Exercise requirements: All of the entries must be reproduced exactly, with no images carried over.

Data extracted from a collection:
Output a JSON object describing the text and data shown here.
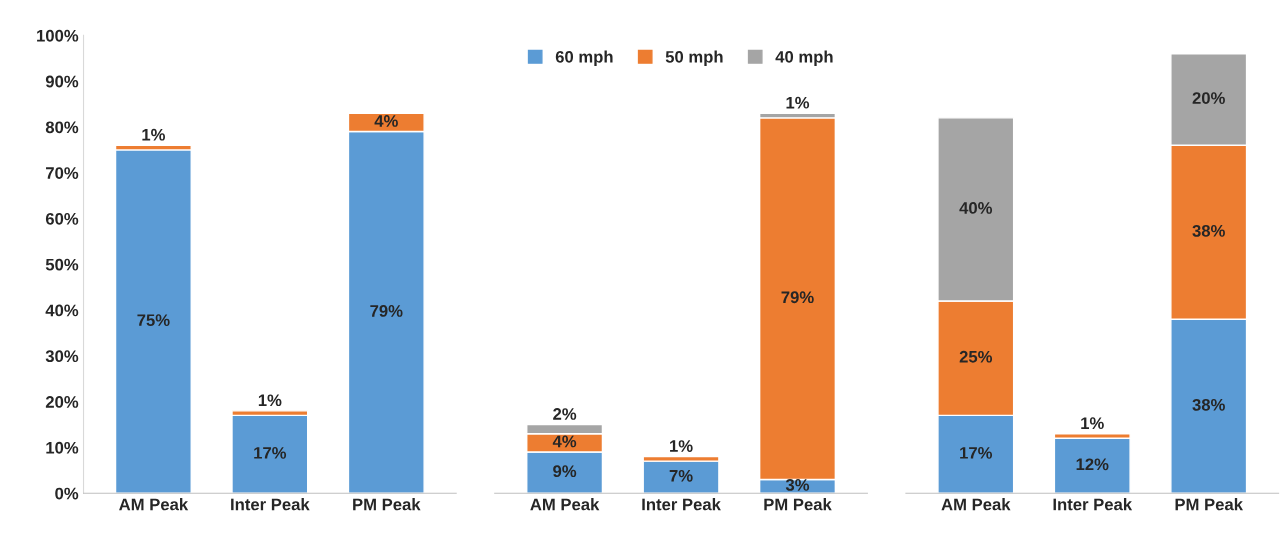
{
  "chart_data": [
    {
      "type": "bar",
      "stacked": true,
      "categories": [
        "AM Peak",
        "Inter Peak",
        "PM Peak"
      ],
      "ylim": [
        0,
        100
      ],
      "yticks": [
        {
          "value": 0,
          "label": "0%"
        },
        {
          "value": 10,
          "label": "10%"
        },
        {
          "value": 20,
          "label": "20%"
        },
        {
          "value": 30,
          "label": "30%"
        },
        {
          "value": 40,
          "label": "40%"
        },
        {
          "value": 50,
          "label": "50%"
        },
        {
          "value": 60,
          "label": "60%"
        },
        {
          "value": 70,
          "label": "70%"
        },
        {
          "value": 80,
          "label": "80%"
        },
        {
          "value": 90,
          "label": "90%"
        },
        {
          "value": 100,
          "label": "100%"
        }
      ],
      "grid": false,
      "legend": false,
      "series": [
        {
          "color": "#5b9bd5",
          "values": [
            75,
            17,
            79
          ],
          "value_labels": [
            "75%",
            "17%",
            "79%"
          ]
        },
        {
          "color": "#ed7d31",
          "values": [
            1,
            1,
            4
          ],
          "value_labels": [
            "1%",
            "1%",
            "4%"
          ]
        }
      ]
    },
    {
      "type": "bar",
      "stacked": true,
      "categories": [
        "AM Peak",
        "Inter Peak",
        "PM Peak"
      ],
      "ylim": [
        0,
        100
      ],
      "tick_labels": "x",
      "grid": false,
      "legend": "top",
      "series": [
        {
          "name": "60 mph",
          "color": "#5b9bd5",
          "values": [
            9,
            7,
            3
          ],
          "value_labels": [
            "9%",
            "7%",
            "3%"
          ]
        },
        {
          "name": "50 mph",
          "color": "#ed7d31",
          "values": [
            4,
            1,
            79
          ],
          "value_labels": [
            "4%",
            "1%",
            "79%"
          ]
        },
        {
          "name": "40 mph",
          "color": "#a5a5a5",
          "values": [
            2,
            null,
            1
          ],
          "value_labels": [
            "2%",
            null,
            "1%"
          ]
        }
      ]
    },
    {
      "type": "bar",
      "stacked": true,
      "categories": [
        "AM Peak",
        "Inter Peak",
        "PM Peak"
      ],
      "ylim": [
        0,
        100
      ],
      "tick_labels": "x",
      "grid": false,
      "legend": false,
      "series": [
        {
          "color": "#5b9bd5",
          "values": [
            17,
            12,
            38
          ],
          "value_labels": [
            "17%",
            "12%",
            "38%"
          ]
        },
        {
          "color": "#ed7d31",
          "values": [
            25,
            1,
            38
          ],
          "value_labels": [
            "25%",
            "1%",
            "38%"
          ]
        },
        {
          "color": "#a5a5a5",
          "values": [
            40,
            null,
            20
          ],
          "value_labels": [
            "40%",
            null,
            "20%"
          ]
        }
      ]
    }
  ]
}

Answer for this exercise:
Output a JSON object describing the text and data shown here.
{
  "chart_data": [
    {
      "type": "bar",
      "stacked": true,
      "categories": [
        "AM Peak",
        "Inter Peak",
        "PM Peak"
      ],
      "ylim": [
        0,
        100
      ],
      "yticks": [
        {
          "value": 0,
          "label": "0%"
        },
        {
          "value": 10,
          "label": "10%"
        },
        {
          "value": 20,
          "label": "20%"
        },
        {
          "value": 30,
          "label": "30%"
        },
        {
          "value": 40,
          "label": "40%"
        },
        {
          "value": 50,
          "label": "50%"
        },
        {
          "value": 60,
          "label": "60%"
        },
        {
          "value": 70,
          "label": "70%"
        },
        {
          "value": 80,
          "label": "80%"
        },
        {
          "value": 90,
          "label": "90%"
        },
        {
          "value": 100,
          "label": "100%"
        }
      ],
      "grid": false,
      "legend": false,
      "series": [
        {
          "color": "#5b9bd5",
          "values": [
            75,
            17,
            79
          ],
          "value_labels": [
            "75%",
            "17%",
            "79%"
          ]
        },
        {
          "color": "#ed7d31",
          "values": [
            1,
            1,
            4
          ],
          "value_labels": [
            "1%",
            "1%",
            "4%"
          ]
        }
      ]
    },
    {
      "type": "bar",
      "stacked": true,
      "categories": [
        "AM Peak",
        "Inter Peak",
        "PM Peak"
      ],
      "ylim": [
        0,
        100
      ],
      "tick_labels": "x",
      "grid": false,
      "legend": "top",
      "series": [
        {
          "name": "60 mph",
          "color": "#5b9bd5",
          "values": [
            9,
            7,
            3
          ],
          "value_labels": [
            "9%",
            "7%",
            "3%"
          ]
        },
        {
          "name": "50 mph",
          "color": "#ed7d31",
          "values": [
            4,
            1,
            79
          ],
          "value_labels": [
            "4%",
            "1%",
            "79%"
          ]
        },
        {
          "name": "40 mph",
          "color": "#a5a5a5",
          "values": [
            2,
            null,
            1
          ],
          "value_labels": [
            "2%",
            null,
            "1%"
          ]
        }
      ]
    },
    {
      "type": "bar",
      "stacked": true,
      "categories": [
        "AM Peak",
        "Inter Peak",
        "PM Peak"
      ],
      "ylim": [
        0,
        100
      ],
      "tick_labels": "x",
      "grid": false,
      "legend": false,
      "series": [
        {
          "color": "#5b9bd5",
          "values": [
            17,
            12,
            38
          ],
          "value_labels": [
            "17%",
            "12%",
            "38%"
          ]
        },
        {
          "color": "#ed7d31",
          "values": [
            25,
            1,
            38
          ],
          "value_labels": [
            "25%",
            "1%",
            "38%"
          ]
        },
        {
          "color": "#a5a5a5",
          "values": [
            40,
            null,
            20
          ],
          "value_labels": [
            "40%",
            null,
            "20%"
          ]
        }
      ]
    }
  ]
}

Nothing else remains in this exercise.